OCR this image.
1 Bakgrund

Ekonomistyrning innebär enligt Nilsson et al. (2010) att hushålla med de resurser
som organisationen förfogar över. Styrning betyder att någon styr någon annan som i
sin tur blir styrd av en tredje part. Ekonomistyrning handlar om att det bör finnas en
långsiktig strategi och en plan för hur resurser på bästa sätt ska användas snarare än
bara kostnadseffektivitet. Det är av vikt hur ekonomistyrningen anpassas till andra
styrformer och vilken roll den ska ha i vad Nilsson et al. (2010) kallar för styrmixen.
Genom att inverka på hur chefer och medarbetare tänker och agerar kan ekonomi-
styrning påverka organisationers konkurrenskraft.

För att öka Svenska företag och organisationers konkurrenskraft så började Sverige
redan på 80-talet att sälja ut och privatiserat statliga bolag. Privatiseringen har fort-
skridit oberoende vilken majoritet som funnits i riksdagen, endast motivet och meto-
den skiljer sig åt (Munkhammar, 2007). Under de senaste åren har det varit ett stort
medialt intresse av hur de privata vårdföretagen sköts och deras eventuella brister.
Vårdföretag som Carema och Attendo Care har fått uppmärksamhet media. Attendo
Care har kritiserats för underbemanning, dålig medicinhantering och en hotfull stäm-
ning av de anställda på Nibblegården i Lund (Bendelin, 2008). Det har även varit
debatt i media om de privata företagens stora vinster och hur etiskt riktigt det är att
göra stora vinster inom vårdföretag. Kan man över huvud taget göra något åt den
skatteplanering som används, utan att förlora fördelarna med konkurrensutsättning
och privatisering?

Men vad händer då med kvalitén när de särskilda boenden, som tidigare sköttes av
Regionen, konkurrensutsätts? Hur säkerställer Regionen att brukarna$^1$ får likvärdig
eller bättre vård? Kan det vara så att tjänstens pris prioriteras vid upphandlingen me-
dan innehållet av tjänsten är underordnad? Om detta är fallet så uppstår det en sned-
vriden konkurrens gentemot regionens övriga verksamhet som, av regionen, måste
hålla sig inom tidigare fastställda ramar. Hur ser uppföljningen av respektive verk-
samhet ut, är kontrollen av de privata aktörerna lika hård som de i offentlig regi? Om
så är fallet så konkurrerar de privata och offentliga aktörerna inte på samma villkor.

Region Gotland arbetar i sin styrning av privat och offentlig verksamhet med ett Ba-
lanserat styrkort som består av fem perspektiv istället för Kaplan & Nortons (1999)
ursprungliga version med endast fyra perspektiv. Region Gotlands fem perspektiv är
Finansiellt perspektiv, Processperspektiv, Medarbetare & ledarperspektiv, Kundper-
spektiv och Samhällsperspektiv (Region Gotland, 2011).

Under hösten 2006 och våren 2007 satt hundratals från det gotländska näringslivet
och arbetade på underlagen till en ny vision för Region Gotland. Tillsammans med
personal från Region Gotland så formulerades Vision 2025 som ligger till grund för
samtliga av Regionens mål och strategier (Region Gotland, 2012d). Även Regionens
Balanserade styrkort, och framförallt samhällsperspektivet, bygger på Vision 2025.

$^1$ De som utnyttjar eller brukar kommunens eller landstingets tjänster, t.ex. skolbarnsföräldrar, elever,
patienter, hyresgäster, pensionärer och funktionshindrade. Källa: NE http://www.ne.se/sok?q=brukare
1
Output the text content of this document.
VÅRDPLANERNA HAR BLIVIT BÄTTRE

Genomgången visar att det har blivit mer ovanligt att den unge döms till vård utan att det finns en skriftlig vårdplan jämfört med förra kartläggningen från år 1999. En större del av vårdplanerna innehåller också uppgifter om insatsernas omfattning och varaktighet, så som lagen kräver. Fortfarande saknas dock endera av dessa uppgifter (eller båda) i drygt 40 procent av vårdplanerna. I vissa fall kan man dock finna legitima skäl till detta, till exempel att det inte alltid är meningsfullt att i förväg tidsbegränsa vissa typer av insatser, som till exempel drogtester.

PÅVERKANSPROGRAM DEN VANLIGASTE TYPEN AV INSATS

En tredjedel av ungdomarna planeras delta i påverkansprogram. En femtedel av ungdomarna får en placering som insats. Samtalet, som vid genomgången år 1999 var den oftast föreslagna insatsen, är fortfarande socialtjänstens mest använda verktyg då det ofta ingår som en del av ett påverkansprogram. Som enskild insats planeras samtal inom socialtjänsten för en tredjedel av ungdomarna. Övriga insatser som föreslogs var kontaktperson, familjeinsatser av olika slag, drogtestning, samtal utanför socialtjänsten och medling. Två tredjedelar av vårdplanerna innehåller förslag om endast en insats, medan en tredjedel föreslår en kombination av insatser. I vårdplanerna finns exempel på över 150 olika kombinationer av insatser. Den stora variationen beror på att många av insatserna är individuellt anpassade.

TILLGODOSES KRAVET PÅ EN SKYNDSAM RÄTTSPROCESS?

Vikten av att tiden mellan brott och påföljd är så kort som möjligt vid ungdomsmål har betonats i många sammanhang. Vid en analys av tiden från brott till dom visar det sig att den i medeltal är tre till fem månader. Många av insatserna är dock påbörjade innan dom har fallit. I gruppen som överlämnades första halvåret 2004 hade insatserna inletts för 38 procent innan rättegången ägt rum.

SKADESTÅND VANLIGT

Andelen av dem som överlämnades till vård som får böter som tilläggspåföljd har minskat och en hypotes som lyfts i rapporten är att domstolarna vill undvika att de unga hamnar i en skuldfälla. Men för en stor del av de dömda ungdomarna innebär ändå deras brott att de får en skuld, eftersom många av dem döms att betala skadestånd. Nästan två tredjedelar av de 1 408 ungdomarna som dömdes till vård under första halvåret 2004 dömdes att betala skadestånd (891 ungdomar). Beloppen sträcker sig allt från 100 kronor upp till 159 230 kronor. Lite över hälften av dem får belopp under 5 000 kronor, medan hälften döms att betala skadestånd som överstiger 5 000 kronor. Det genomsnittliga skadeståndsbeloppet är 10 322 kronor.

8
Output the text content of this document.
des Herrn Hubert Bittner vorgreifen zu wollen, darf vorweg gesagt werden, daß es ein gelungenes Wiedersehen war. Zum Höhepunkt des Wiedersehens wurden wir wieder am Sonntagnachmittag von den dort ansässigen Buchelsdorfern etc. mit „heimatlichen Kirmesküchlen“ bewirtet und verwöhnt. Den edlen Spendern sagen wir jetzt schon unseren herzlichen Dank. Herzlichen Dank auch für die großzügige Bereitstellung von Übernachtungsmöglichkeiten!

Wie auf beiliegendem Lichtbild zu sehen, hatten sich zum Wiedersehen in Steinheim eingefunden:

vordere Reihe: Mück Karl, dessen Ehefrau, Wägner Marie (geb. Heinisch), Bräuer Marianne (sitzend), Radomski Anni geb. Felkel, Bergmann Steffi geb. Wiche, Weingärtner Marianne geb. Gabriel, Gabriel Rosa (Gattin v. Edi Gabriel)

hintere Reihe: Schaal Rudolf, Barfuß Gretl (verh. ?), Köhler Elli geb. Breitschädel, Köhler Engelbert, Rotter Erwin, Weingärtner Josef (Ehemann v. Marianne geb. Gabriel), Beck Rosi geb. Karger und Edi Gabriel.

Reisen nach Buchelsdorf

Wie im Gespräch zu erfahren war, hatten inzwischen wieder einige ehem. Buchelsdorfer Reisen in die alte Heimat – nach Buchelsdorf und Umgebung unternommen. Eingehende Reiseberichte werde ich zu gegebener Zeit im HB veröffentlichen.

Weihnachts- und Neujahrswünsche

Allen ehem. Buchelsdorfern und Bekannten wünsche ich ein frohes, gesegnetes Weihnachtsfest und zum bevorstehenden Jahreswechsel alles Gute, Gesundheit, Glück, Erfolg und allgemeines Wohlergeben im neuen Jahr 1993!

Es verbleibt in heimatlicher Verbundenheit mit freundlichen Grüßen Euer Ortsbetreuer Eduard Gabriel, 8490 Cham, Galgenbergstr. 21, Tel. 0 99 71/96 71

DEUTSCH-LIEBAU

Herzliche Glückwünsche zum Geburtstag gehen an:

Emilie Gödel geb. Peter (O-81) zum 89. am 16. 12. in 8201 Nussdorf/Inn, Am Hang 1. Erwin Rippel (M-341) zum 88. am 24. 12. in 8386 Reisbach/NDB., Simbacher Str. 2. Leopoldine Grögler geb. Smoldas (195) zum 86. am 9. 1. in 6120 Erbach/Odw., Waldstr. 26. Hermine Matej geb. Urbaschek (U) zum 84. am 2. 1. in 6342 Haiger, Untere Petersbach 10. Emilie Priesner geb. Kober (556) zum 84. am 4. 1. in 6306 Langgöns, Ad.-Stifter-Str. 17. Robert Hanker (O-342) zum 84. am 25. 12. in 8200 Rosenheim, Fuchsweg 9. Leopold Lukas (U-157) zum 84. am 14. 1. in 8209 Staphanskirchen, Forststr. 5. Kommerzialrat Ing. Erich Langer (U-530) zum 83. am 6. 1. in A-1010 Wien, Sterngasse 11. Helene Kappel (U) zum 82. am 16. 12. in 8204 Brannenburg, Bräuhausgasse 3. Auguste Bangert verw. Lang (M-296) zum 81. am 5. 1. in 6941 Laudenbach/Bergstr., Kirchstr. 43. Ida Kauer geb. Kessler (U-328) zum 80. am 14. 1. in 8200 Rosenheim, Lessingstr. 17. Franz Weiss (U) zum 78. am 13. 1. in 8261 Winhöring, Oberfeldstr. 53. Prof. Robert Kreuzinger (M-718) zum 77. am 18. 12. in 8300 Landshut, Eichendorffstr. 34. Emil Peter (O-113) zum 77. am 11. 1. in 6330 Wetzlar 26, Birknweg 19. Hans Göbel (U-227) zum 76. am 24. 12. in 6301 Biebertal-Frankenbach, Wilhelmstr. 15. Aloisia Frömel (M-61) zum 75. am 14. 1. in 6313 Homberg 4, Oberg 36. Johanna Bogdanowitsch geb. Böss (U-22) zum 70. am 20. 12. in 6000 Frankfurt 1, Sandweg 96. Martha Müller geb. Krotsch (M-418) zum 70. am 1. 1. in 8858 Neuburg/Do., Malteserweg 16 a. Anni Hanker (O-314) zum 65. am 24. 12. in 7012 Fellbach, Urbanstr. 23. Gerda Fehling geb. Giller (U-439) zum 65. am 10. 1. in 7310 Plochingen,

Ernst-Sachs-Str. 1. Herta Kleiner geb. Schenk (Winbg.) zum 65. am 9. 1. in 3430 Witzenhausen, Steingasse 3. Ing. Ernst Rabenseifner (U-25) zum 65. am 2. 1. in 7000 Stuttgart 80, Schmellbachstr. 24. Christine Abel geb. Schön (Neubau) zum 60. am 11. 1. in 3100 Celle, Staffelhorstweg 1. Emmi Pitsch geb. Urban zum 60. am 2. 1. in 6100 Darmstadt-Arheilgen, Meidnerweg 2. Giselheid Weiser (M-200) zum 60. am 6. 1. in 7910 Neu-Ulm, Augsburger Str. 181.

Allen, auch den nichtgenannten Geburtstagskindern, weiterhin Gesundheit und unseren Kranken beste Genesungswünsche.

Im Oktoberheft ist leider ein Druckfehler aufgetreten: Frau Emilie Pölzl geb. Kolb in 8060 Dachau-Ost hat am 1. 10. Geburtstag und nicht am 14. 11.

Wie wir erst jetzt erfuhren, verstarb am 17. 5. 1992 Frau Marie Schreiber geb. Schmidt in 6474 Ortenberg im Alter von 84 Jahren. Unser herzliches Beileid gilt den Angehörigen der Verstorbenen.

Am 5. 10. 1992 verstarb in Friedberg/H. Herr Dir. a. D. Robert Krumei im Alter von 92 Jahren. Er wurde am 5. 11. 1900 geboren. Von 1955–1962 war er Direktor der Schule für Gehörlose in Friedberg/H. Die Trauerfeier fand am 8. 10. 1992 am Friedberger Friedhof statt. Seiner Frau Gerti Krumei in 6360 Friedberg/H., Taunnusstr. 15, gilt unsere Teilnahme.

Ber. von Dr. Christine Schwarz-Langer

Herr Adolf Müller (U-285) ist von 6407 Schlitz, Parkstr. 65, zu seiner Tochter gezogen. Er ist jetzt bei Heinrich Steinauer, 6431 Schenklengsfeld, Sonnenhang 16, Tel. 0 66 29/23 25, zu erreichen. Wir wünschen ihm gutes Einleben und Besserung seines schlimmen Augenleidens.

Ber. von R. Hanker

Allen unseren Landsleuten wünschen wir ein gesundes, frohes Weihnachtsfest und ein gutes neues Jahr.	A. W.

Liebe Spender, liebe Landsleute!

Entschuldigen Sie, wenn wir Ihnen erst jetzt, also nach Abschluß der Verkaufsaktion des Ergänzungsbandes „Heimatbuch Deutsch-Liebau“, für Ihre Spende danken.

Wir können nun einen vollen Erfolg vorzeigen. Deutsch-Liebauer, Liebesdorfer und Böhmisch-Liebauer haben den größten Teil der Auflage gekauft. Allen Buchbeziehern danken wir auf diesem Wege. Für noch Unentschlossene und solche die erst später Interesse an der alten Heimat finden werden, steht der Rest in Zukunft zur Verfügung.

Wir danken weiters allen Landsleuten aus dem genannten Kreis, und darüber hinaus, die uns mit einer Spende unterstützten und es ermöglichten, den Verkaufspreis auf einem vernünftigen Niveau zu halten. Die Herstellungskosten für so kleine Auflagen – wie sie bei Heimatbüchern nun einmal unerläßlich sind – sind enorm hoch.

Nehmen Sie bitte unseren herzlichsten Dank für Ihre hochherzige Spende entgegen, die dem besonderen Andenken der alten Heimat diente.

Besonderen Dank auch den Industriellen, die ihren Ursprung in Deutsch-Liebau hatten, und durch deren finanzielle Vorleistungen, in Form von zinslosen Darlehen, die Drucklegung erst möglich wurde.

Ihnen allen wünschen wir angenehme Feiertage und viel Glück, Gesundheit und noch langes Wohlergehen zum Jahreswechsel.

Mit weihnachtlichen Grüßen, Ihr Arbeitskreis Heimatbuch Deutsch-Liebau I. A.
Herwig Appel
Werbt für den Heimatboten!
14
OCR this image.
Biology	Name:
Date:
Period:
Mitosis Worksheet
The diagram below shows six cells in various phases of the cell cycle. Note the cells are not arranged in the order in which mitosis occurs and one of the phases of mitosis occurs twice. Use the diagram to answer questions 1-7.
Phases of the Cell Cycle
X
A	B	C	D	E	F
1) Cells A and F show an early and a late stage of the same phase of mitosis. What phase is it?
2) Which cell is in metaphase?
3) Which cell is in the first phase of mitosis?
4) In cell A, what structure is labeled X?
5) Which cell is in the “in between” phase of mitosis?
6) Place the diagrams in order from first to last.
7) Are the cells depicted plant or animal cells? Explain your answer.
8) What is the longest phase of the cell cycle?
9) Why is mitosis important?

Assignment —
Return only the number of lines in the material with the word "unseren" in them.

Answer to this problem —
4